## Given problem
Retype all of the data. Every line must match exactly.

——

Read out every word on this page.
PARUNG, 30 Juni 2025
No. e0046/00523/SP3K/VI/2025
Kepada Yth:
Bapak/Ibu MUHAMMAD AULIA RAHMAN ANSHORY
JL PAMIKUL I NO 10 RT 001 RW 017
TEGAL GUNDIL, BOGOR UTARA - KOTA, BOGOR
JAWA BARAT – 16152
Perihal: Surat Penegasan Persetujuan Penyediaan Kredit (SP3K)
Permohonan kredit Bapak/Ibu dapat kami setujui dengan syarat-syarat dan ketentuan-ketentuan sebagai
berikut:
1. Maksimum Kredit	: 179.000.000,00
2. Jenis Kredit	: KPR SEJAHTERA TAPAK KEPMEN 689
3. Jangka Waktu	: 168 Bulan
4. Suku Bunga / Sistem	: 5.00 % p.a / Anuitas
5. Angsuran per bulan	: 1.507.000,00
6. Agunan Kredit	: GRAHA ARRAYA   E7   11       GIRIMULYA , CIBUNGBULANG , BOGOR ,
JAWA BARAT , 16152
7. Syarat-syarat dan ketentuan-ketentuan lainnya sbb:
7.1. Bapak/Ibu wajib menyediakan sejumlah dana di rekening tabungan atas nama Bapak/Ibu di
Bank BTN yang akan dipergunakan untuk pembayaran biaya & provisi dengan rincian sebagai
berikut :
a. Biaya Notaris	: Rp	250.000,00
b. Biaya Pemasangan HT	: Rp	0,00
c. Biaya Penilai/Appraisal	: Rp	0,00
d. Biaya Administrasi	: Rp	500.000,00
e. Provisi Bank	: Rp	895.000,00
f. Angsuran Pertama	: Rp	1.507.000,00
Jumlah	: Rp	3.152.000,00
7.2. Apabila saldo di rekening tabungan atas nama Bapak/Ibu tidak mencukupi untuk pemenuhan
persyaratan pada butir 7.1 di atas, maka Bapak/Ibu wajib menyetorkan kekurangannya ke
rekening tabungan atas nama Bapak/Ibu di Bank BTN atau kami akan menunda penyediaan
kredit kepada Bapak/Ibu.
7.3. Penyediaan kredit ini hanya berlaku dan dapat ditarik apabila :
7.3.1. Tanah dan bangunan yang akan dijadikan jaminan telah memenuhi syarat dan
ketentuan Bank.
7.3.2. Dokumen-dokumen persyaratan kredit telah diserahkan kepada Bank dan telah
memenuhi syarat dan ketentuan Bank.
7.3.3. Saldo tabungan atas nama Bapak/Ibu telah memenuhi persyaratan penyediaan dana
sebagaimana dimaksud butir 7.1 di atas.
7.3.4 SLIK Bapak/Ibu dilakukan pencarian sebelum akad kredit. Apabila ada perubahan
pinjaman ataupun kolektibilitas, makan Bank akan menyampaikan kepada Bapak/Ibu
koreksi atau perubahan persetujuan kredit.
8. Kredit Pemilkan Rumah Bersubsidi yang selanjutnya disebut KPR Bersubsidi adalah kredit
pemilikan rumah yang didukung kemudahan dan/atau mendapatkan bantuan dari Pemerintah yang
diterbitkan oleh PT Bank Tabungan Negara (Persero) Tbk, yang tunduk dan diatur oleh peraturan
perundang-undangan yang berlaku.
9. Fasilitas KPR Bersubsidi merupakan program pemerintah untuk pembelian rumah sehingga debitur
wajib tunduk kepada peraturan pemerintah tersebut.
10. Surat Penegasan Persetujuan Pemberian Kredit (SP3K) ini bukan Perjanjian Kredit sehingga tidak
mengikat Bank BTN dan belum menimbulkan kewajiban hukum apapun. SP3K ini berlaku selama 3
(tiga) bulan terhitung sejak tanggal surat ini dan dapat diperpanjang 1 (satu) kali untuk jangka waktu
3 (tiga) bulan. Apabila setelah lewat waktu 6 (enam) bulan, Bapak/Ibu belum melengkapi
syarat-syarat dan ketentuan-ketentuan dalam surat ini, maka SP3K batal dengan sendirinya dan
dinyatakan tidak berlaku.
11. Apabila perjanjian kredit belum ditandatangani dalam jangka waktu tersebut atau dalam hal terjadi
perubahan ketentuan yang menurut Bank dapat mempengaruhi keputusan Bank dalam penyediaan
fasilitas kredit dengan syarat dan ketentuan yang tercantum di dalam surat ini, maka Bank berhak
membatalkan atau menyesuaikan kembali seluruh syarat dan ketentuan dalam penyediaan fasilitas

——

## Result of the exercise
Read out every word on this page.
PARUNG, 30 Juni 2025
No. e0046/00523/SP3K/VI/2025
Kepada Yth:
Bapak/Ibu MUHAMMAD AULIA RAHMAN ANSHORY
JL PAMIKUL I NO 10 RT 001 RW 017
TEGAL GUNDIL, BOGOR UTARA - KOTA, BOGOR
JAWA BARAT – 16152
Perihal: Surat Penegasan Persetujuan Penyediaan Kredit (SP3K)
Permohonan kredit Bapak/Ibu dapat kami setujui dengan syarat-syarat dan ketentuan-ketentuan sebagai
berikut:
1. Maksimum Kredit	: 179.000.000,00
2. Jenis Kredit	: KPR SEJAHTERA TAPAK KEPMEN 689
3. Jangka Waktu	: 168 Bulan
4. Suku Bunga / Sistem	: 5.00 % p.a / Anuitas
5. Angsuran per bulan	: 1.507.000,00
6. Agunan Kredit	: GRAHA ARRAYA   E7   11       GIRIMULYA , CIBUNGBULANG , BOGOR ,
JAWA BARAT , 16152
7. Syarat-syarat dan ketentuan-ketentuan lainnya sbb:
7.1. Bapak/Ibu wajib menyediakan sejumlah dana di rekening tabungan atas nama Bapak/Ibu di
Bank BTN yang akan dipergunakan untuk pembayaran biaya & provisi dengan rincian sebagai
berikut :
a. Biaya Notaris	: Rp	250.000,00
b. Biaya Pemasangan HT	: Rp	0,00
c. Biaya Penilai/Appraisal	: Rp	0,00
d. Biaya Administrasi	: Rp	500.000,00
e. Provisi Bank	: Rp	895.000,00
f. Angsuran Pertama	: Rp	1.507.000,00
Jumlah	: Rp	3.152.000,00
7.2. Apabila saldo di rekening tabungan atas nama Bapak/Ibu tidak mencukupi untuk pemenuhan
persyaratan pada butir 7.1 di atas, maka Bapak/Ibu wajib menyetorkan kekurangannya ke
rekening tabungan atas nama Bapak/Ibu di Bank BTN atau kami akan menunda penyediaan
kredit kepada Bapak/Ibu.
7.3. Penyediaan kredit ini hanya berlaku dan dapat ditarik apabila :
7.3.1. Tanah dan bangunan yang akan dijadikan jaminan telah memenuhi syarat dan
ketentuan Bank.
7.3.2. Dokumen-dokumen persyaratan kredit telah diserahkan kepada Bank dan telah
memenuhi syarat dan ketentuan Bank.
7.3.3. Saldo tabungan atas nama Bapak/Ibu telah memenuhi persyaratan penyediaan dana
sebagaimana dimaksud butir 7.1 di atas.
7.3.4 SLIK Bapak/Ibu dilakukan pencarian sebelum akad kredit. Apabila ada perubahan
pinjaman ataupun kolektibilitas, makan Bank akan menyampaikan kepada Bapak/Ibu
koreksi atau perubahan persetujuan kredit.
8. Kredit Pemilkan Rumah Bersubsidi yang selanjutnya disebut KPR Bersubsidi adalah kredit
pemilikan rumah yang didukung kemudahan dan/atau mendapatkan bantuan dari Pemerintah yang
diterbitkan oleh PT Bank Tabungan Negara (Persero) Tbk, yang tunduk dan diatur oleh peraturan
perundang-undangan yang berlaku.
9. Fasilitas KPR Bersubsidi merupakan program pemerintah untuk pembelian rumah sehingga debitur
wajib tunduk kepada peraturan pemerintah tersebut.
10. Surat Penegasan Persetujuan Pemberian Kredit (SP3K) ini bukan Perjanjian Kredit sehingga tidak
mengikat Bank BTN dan belum menimbulkan kewajiban hukum apapun. SP3K ini berlaku selama 3
(tiga) bulan terhitung sejak tanggal surat ini dan dapat diperpanjang 1 (satu) kali untuk jangka waktu
3 (tiga) bulan. Apabila setelah lewat waktu 6 (enam) bulan, Bapak/Ibu belum melengkapi
syarat-syarat dan ketentuan-ketentuan dalam surat ini, maka SP3K batal dengan sendirinya dan
dinyatakan tidak berlaku.
11. Apabila perjanjian kredit belum ditandatangani dalam jangka waktu tersebut atau dalam hal terjadi
perubahan ketentuan yang menurut Bank dapat mempengaruhi keputusan Bank dalam penyediaan
fasilitas kredit dengan syarat dan ketentuan yang tercantum di dalam surat ini, maka Bank berhak
membatalkan atau menyesuaikan kembali seluruh syarat dan ketentuan dalam penyediaan fasilitas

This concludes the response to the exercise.